==== MATERIAL SHOWN

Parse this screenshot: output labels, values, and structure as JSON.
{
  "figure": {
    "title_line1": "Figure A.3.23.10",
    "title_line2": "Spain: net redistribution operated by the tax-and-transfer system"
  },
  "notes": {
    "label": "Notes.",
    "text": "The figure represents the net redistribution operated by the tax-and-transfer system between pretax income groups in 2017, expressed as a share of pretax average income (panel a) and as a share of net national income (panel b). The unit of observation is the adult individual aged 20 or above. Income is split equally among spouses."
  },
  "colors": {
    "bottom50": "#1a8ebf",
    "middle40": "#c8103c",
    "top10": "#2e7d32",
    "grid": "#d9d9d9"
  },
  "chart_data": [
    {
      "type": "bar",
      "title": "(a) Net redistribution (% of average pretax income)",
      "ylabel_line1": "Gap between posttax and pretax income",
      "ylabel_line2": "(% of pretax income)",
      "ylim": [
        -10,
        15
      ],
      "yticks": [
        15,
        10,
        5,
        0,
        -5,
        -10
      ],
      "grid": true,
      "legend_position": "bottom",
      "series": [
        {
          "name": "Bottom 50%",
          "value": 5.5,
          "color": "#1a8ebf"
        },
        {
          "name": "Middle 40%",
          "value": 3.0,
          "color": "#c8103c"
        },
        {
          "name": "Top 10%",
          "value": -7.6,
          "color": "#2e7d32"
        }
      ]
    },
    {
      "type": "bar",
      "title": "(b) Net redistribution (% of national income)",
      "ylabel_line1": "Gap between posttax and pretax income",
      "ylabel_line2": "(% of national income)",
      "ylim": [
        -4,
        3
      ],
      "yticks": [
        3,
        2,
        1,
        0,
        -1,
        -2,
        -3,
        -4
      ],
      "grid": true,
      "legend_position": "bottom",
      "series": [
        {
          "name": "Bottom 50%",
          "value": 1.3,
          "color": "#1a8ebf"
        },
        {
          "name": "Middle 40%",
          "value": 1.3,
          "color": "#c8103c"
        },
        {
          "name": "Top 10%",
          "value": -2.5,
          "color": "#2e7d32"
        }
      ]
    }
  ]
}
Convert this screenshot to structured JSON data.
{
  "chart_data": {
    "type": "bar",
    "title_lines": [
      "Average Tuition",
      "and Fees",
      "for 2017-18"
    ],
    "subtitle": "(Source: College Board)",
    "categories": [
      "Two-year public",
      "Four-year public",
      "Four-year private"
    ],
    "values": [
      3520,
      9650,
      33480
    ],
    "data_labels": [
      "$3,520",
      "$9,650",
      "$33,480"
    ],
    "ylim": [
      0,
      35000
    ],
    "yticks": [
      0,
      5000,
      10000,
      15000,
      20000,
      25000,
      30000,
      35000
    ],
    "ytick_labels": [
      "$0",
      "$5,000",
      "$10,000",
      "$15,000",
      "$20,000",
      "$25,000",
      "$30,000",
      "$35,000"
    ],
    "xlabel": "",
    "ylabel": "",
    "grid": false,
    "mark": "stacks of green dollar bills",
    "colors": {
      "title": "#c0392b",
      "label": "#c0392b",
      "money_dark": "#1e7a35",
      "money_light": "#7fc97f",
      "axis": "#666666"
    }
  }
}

========

» TASK GOAL: Starting at the line with "Convert this screenshot", copy every line up to and including the last one in the entries above.

» SOLUTION FOR THIS PROBLEM:
Convert this screenshot to structured JSON data.
{
  "chart_data": {
    "type": "bar",
    "title_lines": [
      "Average Tuition",
      "and Fees",
      "for 2017-18"
    ],
    "subtitle": "(Source: College Board)",
    "categories": [
      "Two-year public",
      "Four-year public",
      "Four-year private"
    ],
    "values": [
      3520,
      9650,
      33480
    ],
    "data_labels": [
      "$3,520",
      "$9,650",
      "$33,480"
    ],
    "ylim": [
      0,
      35000
    ],
    "yticks": [
      0,
      5000,
      10000,
      15000,
      20000,
      25000,
      30000,
      35000
    ],
    "ytick_labels": [
      "$0",
      "$5,000",
      "$10,000",
      "$15,000",
      "$20,000",
      "$25,000",
      "$30,000",
      "$35,000"
    ],
    "xlabel": "",
    "ylabel": "",
    "grid": false,
    "mark": "stacks of green dollar bills",
    "colors": {
      "title": "#c0392b",
      "label": "#c0392b",
      "money_dark": "#1e7a35",
      "money_light": "#7fc97f",
      "axis": "#666666"
    }
  }
}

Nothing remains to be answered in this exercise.